» **To do**
Locate the line containing "What does this" in the material below. Copy that line and all following lines through the end exactly, omitting any pictures.

» **Excerpted data**
+ + + +
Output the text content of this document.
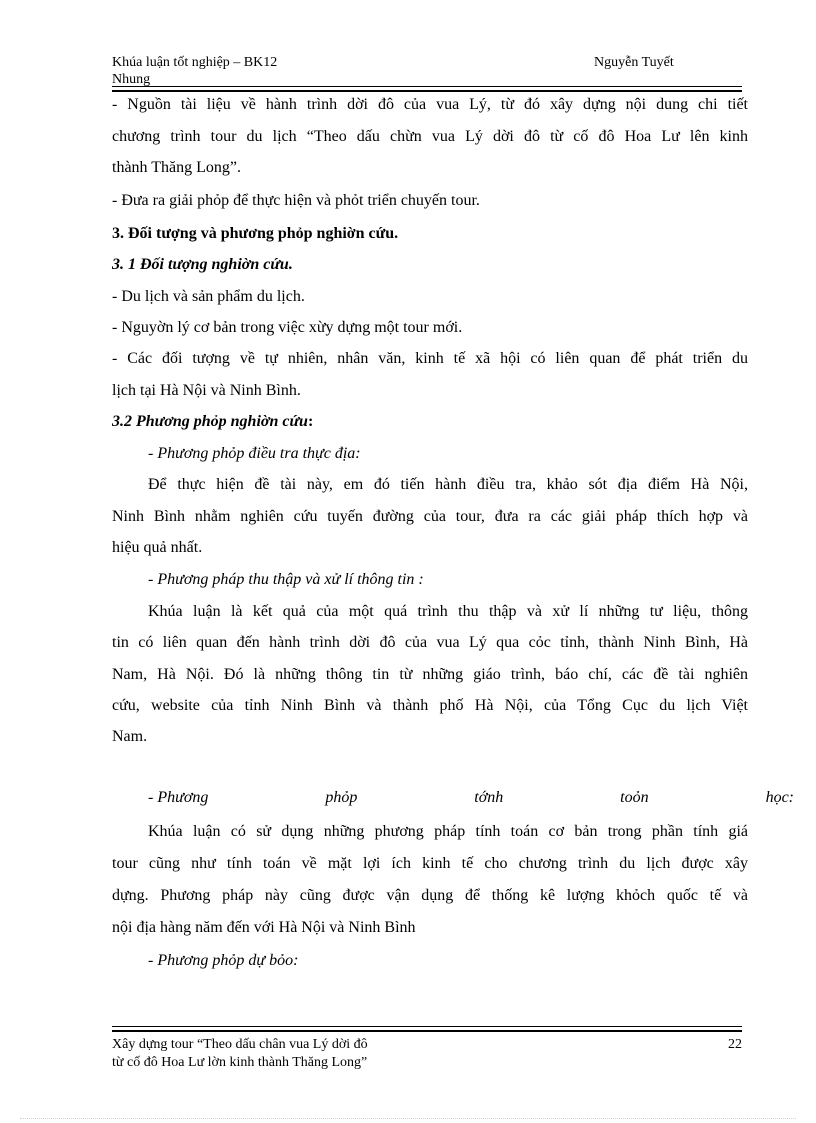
Khúa luận tốt nghiệp – BK12
Nhung
Nguyễn Tuyết
- Nguồn tài liệu về hành trình dời đô của vua Lý, từ đó xây dựng nội dung chi tiết
chương trình tour du lịch “Theo dấu chừn vua Lý dời đô từ cố đô Hoa Lư lên kinh
thành Thăng Long”.
- Đưa ra giải phỏp để thực hiện và phỏt triển chuyến tour.
3. Đối tượng và phương phỏp nghiờn cứu.
3. 1 Đối tượng nghiờn cứu.
- Du lịch và sản phẩm du lịch.
- Nguyờn lý cơ bản trong việc xừy dựng một tour mới.
- Các đối tượng về tự nhiên, nhân văn, kinh tế xã hội có liên quan để phát triển du
lịch tại Hà Nội và Ninh Bình.
3.2 Phương phỏp nghiờn cứu:
- Phương phỏp điều tra thực địa:
Để thực hiện đề tài này, em đó tiến hành điều tra, khảo sót địa điểm Hà Nội,
Ninh Bình nhằm nghiên cứu tuyến đường của tour, đưa ra các giải pháp thích hợp và
hiệu quả nhất.
- Phương pháp thu thập và xử lí thông tin :
Khúa luận là kết quả của một quá trình thu thập và xử lí những tư liệu, thông
tin có liên quan đến hành trình dời đô của vua Lý qua cỏc tỉnh, thành Ninh Bình, Hà
Nam, Hà Nội. Đó là những thông tin từ những giáo trình, báo chí, các đề tài nghiên
cứu, website của tỉnh Ninh Bình và thành phố Hà Nội, của Tổng Cục du lịch Việt
Nam.
- Phương	phỏp	tớnh	toỏn	học:
Khúa luận có sử dụng những phương pháp tính toán cơ bản trong phần tính giá
tour cũng như tính toán về mặt lợi ích kinh tế cho chương trình du lịch được xây
dựng. Phương pháp này cũng được vận dụng để thống kê lượng khỏch quốc tế và
nội địa hàng năm đến với Hà Nội và Ninh Bình
- Phương phỏp dự bỏo:
Xây dựng tour “Theo dấu chân vua Lý dời đô
từ cố đô Hoa Lư lờn kinh thành Thăng Long”
22
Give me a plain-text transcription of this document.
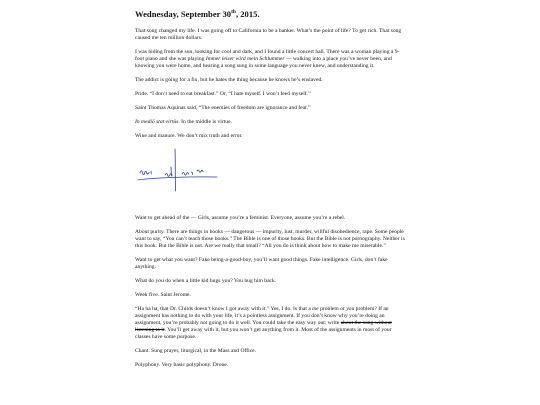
Wednesday, September 30th, 2015.

That song changed my life. I was going off to California to be a banker. What’s the point of life? To get rich. That song caused me ten million dollars.

I was hiding from the sun, looking for cool and dark, and I found a little concert hall. There was a woman playing a 9-foot piano and she was playing Immer leiser wird mein Schlummer — walking into a place you’ve never been, and knowing you were home, and hearing a song sung in some language you never knew, and understanding it.

The addict is going for a fix, but he hates the thing because he knows he’s enslaved.

Pride. “I don’t need to eat breakfast.” Or, “I hate myself. I won’t feed myself.”

Saint Thomas Aquinas said, “The enemies of freedom are ignorance and fear.”

In mediō stat virtūs. In the middle is virtue.

Wine and manure. We don’t mix truth and error.

Want to get ahead of the — Girls, assume you’re a feminist. Everyone, assume you’re a rebel.

About purity. There are things in books — dangerous — impurity, lust, murder, willful disobedience, rape. Some people want to say, “You can’t teach those books.” The Bible is one of those books. But the Bible is not pornography. Neither is this book. But the Bible is not. Are we really that small? “All you do is think about how to make me miserable.”

Want to get what you want? Fake being-a-good-boy, you’ll want good things. Fake intelligence. Girls, don’t fake anything.

What do you do when a little kid hugs you? You hug him back.

Week five. Saint Jerome.

“Ha ha ha, that Dr. Childs doesn’t know I got away with it.” Yes, I do. Is that a me problem or you problem? If an assignment has nothing to do with your life, it’s a pointless assignment. If you don’t know why you’re doing an assignment, you’re probably not going to do it well. You could take the easy way out: write about the song without listening to it. You’ll get away with it, but you won’t get anything from it. Most of the assignments in most of your classes have some purpose.

Chant. Sung prayer, liturgical, in the Mass and Office.

Polyphony. Very basic polyphony. Drone.
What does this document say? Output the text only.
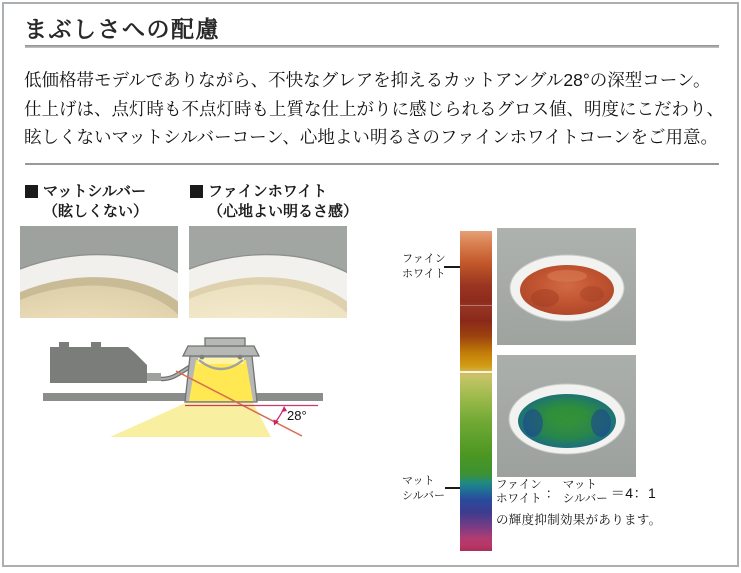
まぶしさへの配慮
低価格帯モデルでありながら、不快なグレアを抑えるカットアングル28°の深型コーン。
仕上げは、点灯時も不点灯時も上質な仕上がりに感じられるグロス値、明度にこだわり、
眩しくないマットシルバーコーン、心地よい明るさのファインホワイトコーンをご用意。
マットシルバー
（眩しくない）
ファインホワイト
（心地よい明るさ感）
28°
ファイン
ホワイト
マット
シルバー
ファイン
ホワイト ：
マット
シルバー ＝4：1
の輝度抑制効果があります。
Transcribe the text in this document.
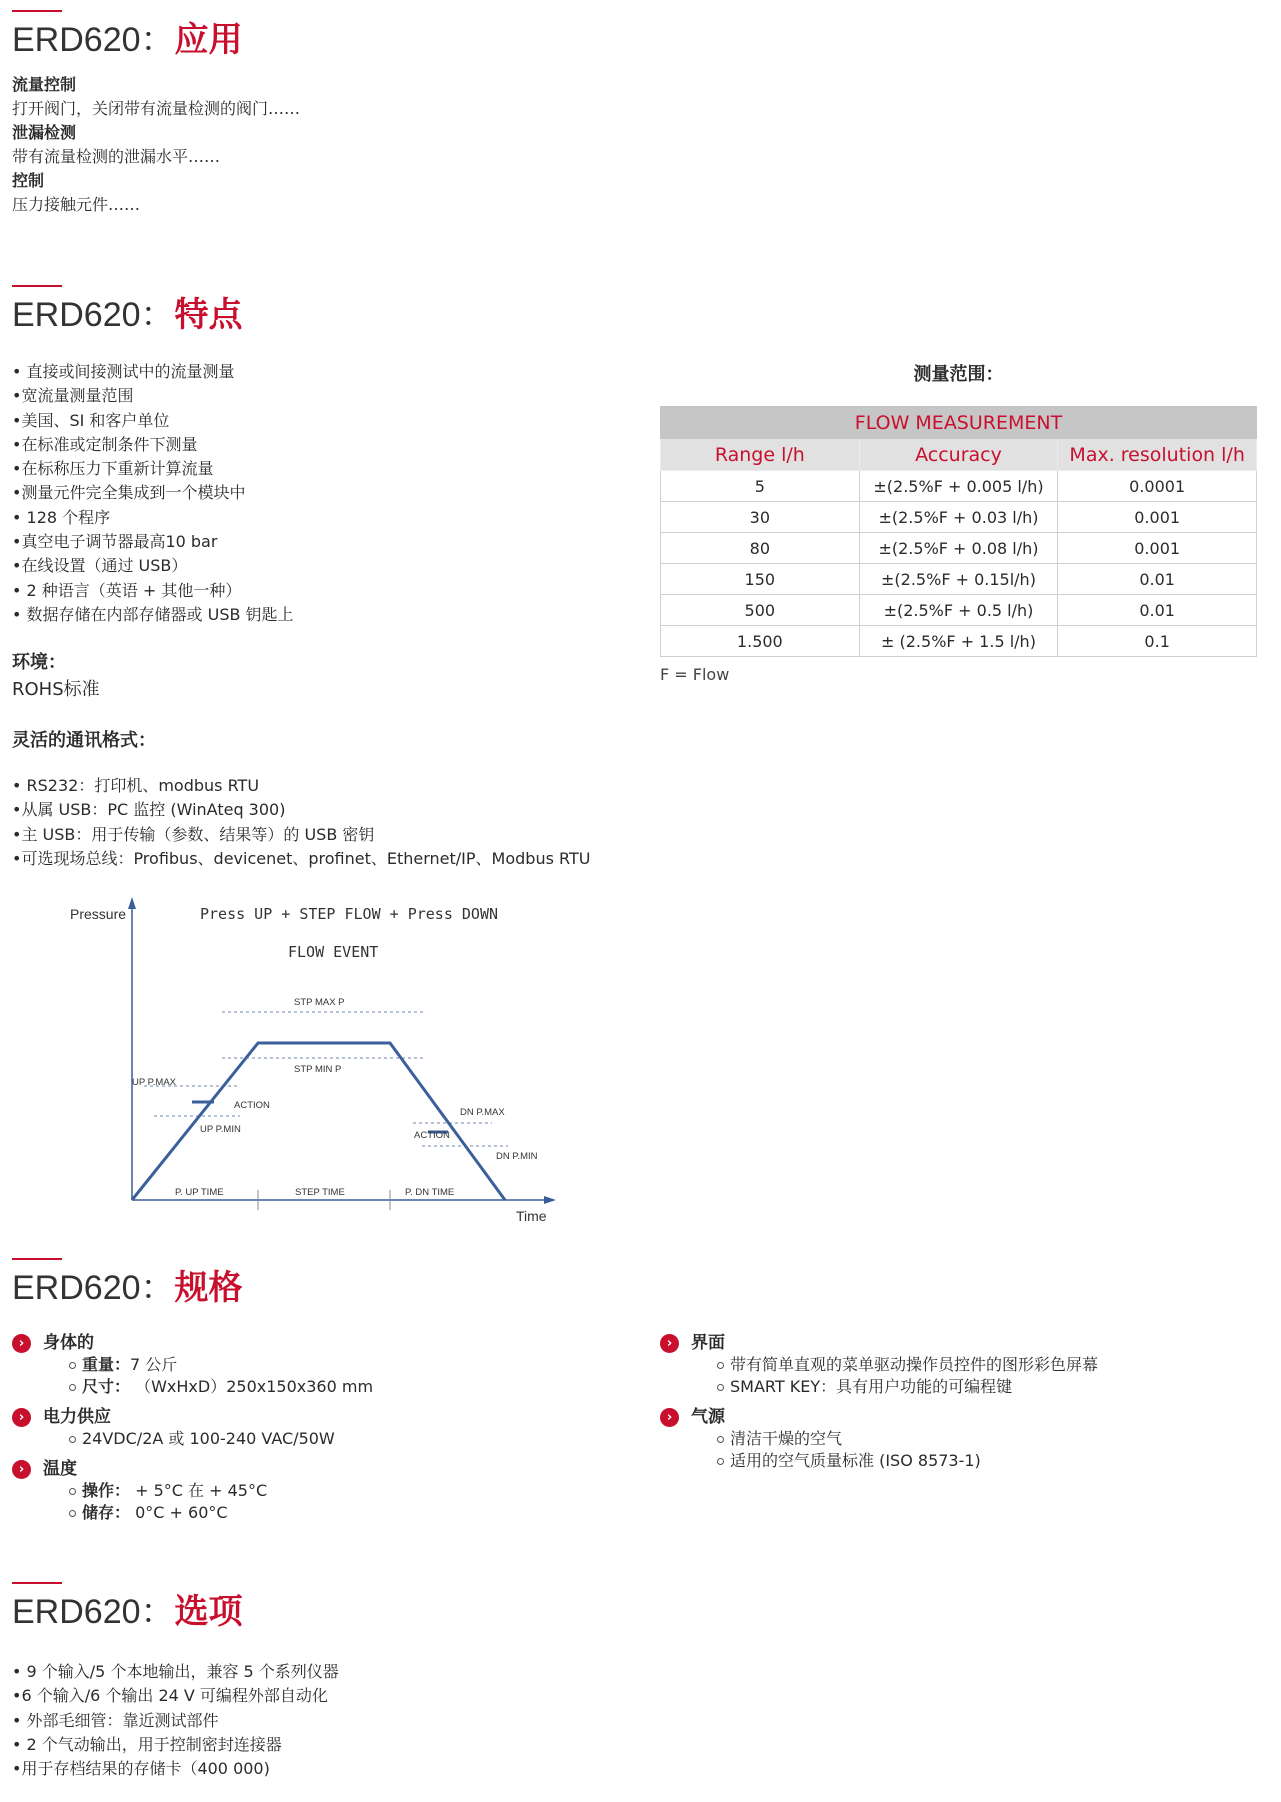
ERD620：应用
流量控制
打开阀门，关闭带有流量检测的阀门……
泄漏检测
带有流量检测的泄漏水平……
控制
压力接触元件……
ERD620：特点
• 直接或间接测试中的流量测量
•宽流量测量范围
•美国、SI 和客户单位
•在标准或定制条件下测量
•在标称压力下重新计算流量
•测量元件完全集成到一个模块中
• 128 个程序
•真空电子调节器最高10 bar
•在线设置（通过 USB）
• 2 种语言（英语 + 其他一种）
• 数据存储在内部存储器或 USB 钥匙上
环境：
ROHS标准
灵活的通讯格式：
• RS232：打印机、modbus RTU
•从属 USB：PC 监控 (WinAteq 300)
•主 USB：用于传输（参数、结果等）的 USB 密钥
•可选现场总线：Profibus、devicenet、profinet、Ethernet/IP、Modbus RTU
测量范围：
FLOW MEASUREMENT		
Range l/h	Accuracy	Max. resolution l/h
5	±(2.5%F + 0.005 l/h)	0.0001
30	±(2.5%F + 0.03 l/h)	0.001
80	±(2.5%F + 0.08 l/h)	0.001
150	±(2.5%F + 0.15l/h)	0.01
500	±(2.5%F + 0.5 l/h)	0.01
1.500	± (2.5%F + 1.5 l/h)	0.1
F = Flow
Pressure	Press UP + STEP FLOW + Press DOWN
FLOW EVENT
Time
STP MAX P
STP MIN P
UP P.MAX
ACTION
UP P.MIN
DN P.MAX
ACTION
DN P.MIN
P. UP TIME	STEP TIME	P. DN TIME
ERD620：规格
›	身体的
重量：7 公斤
尺寸： （WxHxD）250x150x360 mm
›	电力供应
24VDC/2A 或 100-240 VAC/50W
›	温度
操作： + 5°C 在 + 45°C
储存： 0°C + 60°C
›	界面
带有简单直观的菜单驱动操作员控件的图形彩色屏幕
SMART KEY：具有用户功能的可编程键
›	气源
清洁干燥的空气
适用的空气质量标准 (ISO 8573-1)
ERD620：选项
• 9 个输入/5 个本地输出，兼容 5 个系列仪器
•6 个输入/6 个输出 24 V 可编程外部自动化
• 外部毛细管：靠近测试部件
• 2 个气动输出，用于控制密封连接器
•用于存档结果的存储卡（400 000)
+ + + +
» **Answer**
What does this document say? Output the text only.
まぶしさへの配慮
低価格帯モデルでありながら、不快なグレアを抑えるカットアングル28°の深型コーン。
仕上げは、点灯時も不点灯時も上質な仕上がりに感じられるグロス値、明度にこだわり、
眩しくないマットシルバーコーン、心地よい明るさのファインホワイトコーンをご用意。
マットシルバー
（眩しくない）
ファインホワイト
（心地よい明るさ感）
28°
ファイン
ホワイト
マット
シルバー
ファイン
ホワイト ：
マット
シルバー ＝4：1
の輝度抑制効果があります。
Transcribe the text in this document.
ERD620：应用
流量控制
打开阀门，关闭带有流量检测的阀门……
泄漏检测
带有流量检测的泄漏水平……
控制
压力接触元件……
ERD620：特点
• 直接或间接测试中的流量测量
•宽流量测量范围
•美国、SI 和客户单位
•在标准或定制条件下测量
•在标称压力下重新计算流量
•测量元件完全集成到一个模块中
• 128 个程序
•真空电子调节器最高10 bar
•在线设置（通过 USB）
• 2 种语言（英语 + 其他一种）
• 数据存储在内部存储器或 USB 钥匙上
环境：
ROHS标准
灵活的通讯格式：
• RS232：打印机、modbus RTU
•从属 USB：PC 监控 (WinAteq 300)
•主 USB：用于传输（参数、结果等）的 USB 密钥
•可选现场总线：Profibus、devicenet、profinet、Ethernet/IP、Modbus RTU
测量范围：
FLOW MEASUREMENT		
Range l/h	Accuracy	Max. resolution l/h
5	±(2.5%F + 0.005 l/h)	0.0001
30	±(2.5%F + 0.03 l/h)	0.001
80	±(2.5%F + 0.08 l/h)	0.001
150	±(2.5%F + 0.15l/h)	0.01
500	±(2.5%F + 0.5 l/h)	0.01
1.500	± (2.5%F + 1.5 l/h)	0.1
F = Flow
Pressure	Press UP + STEP FLOW + Press DOWN
FLOW EVENT
Time
STP MAX P
STP MIN P
UP P.MAX
ACTION
UP P.MIN
DN P.MAX
ACTION
DN P.MIN
P. UP TIME	STEP TIME	P. DN TIME
ERD620：规格
›	身体的
重量：7 公斤
尺寸： （WxHxD）250x150x360 mm
›	电力供应
24VDC/2A 或 100-240 VAC/50W
›	温度
操作： + 5°C 在 + 45°C
储存： 0°C + 60°C
›	界面
带有简单直观的菜单驱动操作员控件的图形彩色屏幕
SMART KEY：具有用户功能的可编程键
›	气源
清洁干燥的空气
适用的空气质量标准 (ISO 8573-1)
ERD620：选项
• 9 个输入/5 个本地输出，兼容 5 个系列仪器
•6 个输入/6 个输出 24 V 可编程外部自动化
• 外部毛细管：靠近测试部件
• 2 个气动输出，用于控制密封连接器
•用于存档结果的存储卡（400 000)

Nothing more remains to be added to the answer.